Exercise objective:
Locate each line in the records containing "then". Copy it.

Dataset extract:
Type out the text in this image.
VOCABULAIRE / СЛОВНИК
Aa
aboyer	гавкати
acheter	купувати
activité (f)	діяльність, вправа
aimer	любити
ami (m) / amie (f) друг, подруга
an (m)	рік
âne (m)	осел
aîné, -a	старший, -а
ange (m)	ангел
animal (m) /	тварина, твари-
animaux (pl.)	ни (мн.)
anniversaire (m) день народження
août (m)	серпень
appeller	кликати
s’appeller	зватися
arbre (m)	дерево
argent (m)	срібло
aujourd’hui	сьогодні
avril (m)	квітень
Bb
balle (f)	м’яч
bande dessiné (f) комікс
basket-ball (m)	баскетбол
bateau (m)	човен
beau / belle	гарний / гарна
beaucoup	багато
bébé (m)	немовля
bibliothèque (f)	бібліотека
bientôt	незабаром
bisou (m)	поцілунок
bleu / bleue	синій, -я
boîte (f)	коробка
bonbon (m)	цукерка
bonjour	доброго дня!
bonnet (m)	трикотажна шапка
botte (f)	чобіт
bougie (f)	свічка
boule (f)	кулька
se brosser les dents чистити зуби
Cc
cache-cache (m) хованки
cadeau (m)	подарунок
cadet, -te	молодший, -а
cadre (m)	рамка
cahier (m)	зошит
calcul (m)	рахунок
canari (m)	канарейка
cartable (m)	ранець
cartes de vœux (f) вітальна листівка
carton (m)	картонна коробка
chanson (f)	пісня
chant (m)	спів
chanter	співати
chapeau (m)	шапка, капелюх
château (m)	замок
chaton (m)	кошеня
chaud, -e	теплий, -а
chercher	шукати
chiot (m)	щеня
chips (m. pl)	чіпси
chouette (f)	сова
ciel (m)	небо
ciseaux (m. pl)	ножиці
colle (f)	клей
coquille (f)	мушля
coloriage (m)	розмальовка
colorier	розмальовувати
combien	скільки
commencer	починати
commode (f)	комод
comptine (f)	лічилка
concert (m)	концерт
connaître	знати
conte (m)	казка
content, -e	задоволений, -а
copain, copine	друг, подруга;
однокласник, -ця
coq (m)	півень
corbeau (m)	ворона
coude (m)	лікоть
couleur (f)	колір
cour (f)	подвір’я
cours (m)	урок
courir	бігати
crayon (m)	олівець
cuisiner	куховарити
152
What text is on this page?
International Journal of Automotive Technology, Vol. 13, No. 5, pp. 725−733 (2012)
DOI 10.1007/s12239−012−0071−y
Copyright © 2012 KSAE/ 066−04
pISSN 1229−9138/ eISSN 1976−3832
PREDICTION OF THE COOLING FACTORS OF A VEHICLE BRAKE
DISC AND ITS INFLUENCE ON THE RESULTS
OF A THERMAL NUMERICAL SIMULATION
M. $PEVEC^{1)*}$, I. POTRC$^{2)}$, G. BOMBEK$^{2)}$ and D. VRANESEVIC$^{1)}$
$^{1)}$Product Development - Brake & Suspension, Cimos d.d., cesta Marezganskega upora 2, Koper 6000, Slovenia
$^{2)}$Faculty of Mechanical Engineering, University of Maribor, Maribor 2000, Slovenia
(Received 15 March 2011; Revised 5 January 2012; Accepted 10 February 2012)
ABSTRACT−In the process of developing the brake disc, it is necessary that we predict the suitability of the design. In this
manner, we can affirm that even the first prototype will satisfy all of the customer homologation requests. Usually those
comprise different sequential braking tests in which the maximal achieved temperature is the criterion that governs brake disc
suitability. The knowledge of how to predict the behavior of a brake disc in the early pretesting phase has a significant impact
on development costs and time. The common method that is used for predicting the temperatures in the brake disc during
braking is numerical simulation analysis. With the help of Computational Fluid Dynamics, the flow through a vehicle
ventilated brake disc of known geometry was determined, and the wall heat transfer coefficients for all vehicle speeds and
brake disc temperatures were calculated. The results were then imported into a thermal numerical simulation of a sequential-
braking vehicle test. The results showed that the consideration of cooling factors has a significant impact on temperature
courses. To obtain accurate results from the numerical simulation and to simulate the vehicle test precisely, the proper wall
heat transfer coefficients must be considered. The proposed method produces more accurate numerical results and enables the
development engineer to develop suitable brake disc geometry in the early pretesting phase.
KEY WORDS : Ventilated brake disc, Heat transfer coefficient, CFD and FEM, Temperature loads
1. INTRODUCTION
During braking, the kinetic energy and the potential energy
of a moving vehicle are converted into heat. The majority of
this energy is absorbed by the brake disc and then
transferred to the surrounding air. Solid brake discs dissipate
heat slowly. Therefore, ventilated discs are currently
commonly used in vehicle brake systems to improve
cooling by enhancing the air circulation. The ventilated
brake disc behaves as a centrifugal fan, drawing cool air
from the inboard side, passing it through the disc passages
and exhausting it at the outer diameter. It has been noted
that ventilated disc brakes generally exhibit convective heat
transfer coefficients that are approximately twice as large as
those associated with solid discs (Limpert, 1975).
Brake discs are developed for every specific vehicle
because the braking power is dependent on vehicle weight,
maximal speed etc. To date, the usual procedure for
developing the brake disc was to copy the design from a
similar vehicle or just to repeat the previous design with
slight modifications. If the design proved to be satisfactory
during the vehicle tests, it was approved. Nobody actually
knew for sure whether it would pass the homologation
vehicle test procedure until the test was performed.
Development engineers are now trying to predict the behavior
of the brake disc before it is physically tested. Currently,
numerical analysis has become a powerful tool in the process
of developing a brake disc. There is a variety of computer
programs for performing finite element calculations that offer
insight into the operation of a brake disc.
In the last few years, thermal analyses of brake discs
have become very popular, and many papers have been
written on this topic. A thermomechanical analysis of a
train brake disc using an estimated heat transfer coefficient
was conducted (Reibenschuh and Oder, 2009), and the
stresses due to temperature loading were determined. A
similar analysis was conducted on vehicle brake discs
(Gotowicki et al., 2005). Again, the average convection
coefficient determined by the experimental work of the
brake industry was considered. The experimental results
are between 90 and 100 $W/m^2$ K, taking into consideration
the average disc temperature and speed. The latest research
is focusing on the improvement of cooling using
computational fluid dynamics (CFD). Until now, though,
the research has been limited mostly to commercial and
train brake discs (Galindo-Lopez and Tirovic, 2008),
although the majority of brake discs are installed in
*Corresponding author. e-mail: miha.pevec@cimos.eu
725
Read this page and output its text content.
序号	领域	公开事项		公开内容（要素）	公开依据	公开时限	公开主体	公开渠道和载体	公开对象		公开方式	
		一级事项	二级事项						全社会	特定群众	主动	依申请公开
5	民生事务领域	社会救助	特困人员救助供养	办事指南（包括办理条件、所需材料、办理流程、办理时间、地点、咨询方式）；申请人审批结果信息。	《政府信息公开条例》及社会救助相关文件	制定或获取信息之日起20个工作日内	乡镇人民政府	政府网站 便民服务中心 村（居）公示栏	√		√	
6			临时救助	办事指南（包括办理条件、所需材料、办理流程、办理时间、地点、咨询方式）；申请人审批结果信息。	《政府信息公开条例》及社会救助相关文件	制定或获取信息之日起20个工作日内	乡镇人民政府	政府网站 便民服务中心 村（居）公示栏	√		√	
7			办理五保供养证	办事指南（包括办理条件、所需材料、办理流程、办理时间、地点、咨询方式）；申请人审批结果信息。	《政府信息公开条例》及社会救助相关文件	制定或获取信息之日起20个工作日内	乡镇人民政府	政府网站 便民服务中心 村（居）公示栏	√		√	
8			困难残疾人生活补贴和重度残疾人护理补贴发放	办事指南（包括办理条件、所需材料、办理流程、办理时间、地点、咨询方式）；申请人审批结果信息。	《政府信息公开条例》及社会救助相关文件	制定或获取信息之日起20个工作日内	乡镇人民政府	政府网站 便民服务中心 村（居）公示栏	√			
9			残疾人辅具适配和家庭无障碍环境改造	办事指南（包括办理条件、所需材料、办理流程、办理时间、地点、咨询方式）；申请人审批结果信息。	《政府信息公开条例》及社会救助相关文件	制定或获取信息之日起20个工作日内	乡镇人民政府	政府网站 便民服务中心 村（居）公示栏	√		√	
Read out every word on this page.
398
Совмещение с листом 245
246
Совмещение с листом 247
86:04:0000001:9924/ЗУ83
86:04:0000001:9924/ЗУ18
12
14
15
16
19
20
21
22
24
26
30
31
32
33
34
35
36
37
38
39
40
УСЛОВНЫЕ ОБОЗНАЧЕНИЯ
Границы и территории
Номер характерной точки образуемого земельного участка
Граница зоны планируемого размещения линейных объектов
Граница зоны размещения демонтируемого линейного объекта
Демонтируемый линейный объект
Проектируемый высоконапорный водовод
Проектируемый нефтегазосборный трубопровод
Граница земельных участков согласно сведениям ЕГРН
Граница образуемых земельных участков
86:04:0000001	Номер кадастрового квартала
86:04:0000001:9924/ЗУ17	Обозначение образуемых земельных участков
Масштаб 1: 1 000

Result of the task:
brake disc temperatures were calculated. The results were then imported into a thermal numerical simulation of a sequential-
this energy is absorbed by the brake disc and then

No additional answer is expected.